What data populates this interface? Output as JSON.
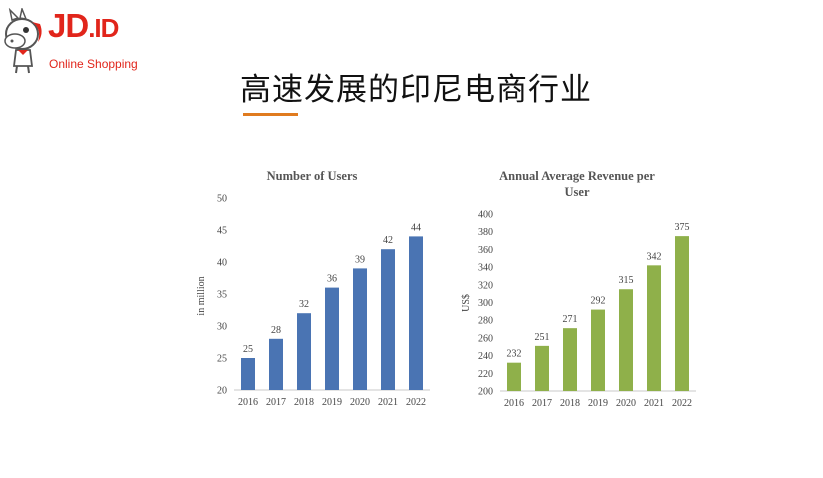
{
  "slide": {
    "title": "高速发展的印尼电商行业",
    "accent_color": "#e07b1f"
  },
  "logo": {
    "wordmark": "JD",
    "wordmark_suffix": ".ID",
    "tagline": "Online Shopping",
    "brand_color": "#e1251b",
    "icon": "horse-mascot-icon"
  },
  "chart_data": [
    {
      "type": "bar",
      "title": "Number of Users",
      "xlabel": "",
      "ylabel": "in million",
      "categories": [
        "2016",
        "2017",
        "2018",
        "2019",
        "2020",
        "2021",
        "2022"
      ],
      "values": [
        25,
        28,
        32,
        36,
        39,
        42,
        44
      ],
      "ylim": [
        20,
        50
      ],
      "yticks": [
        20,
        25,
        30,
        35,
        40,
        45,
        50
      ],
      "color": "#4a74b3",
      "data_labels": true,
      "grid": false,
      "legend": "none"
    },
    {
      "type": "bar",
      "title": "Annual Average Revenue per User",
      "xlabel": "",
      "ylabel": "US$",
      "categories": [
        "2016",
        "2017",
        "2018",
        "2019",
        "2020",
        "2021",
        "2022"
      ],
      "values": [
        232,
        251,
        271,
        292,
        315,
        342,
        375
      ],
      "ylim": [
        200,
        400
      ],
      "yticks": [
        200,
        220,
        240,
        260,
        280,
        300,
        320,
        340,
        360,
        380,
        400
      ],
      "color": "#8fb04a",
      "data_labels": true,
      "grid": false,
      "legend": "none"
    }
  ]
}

-- -- --

Write out the entries above word for word. Do not include the pictures.

■ Result of the task
What data populates this interface? Output as JSON.
{
  "slide": {
    "title": "高速发展的印尼电商行业",
    "accent_color": "#e07b1f"
  },
  "logo": {
    "wordmark": "JD",
    "wordmark_suffix": ".ID",
    "tagline": "Online Shopping",
    "brand_color": "#e1251b",
    "icon": "horse-mascot-icon"
  },
  "chart_data": [
    {
      "type": "bar",
      "title": "Number of Users",
      "xlabel": "",
      "ylabel": "in million",
      "categories": [
        "2016",
        "2017",
        "2018",
        "2019",
        "2020",
        "2021",
        "2022"
      ],
      "values": [
        25,
        28,
        32,
        36,
        39,
        42,
        44
      ],
      "ylim": [
        20,
        50
      ],
      "yticks": [
        20,
        25,
        30,
        35,
        40,
        45,
        50
      ],
      "color": "#4a74b3",
      "data_labels": true,
      "grid": false,
      "legend": "none"
    },
    {
      "type": "bar",
      "title": "Annual Average Revenue per User",
      "xlabel": "",
      "ylabel": "US$",
      "categories": [
        "2016",
        "2017",
        "2018",
        "2019",
        "2020",
        "2021",
        "2022"
      ],
      "values": [
        232,
        251,
        271,
        292,
        315,
        342,
        375
      ],
      "ylim": [
        200,
        400
      ],
      "yticks": [
        200,
        220,
        240,
        260,
        280,
        300,
        320,
        340,
        360,
        380,
        400
      ],
      "color": "#8fb04a",
      "data_labels": true,
      "grid": false,
      "legend": "none"
    }
  ]
}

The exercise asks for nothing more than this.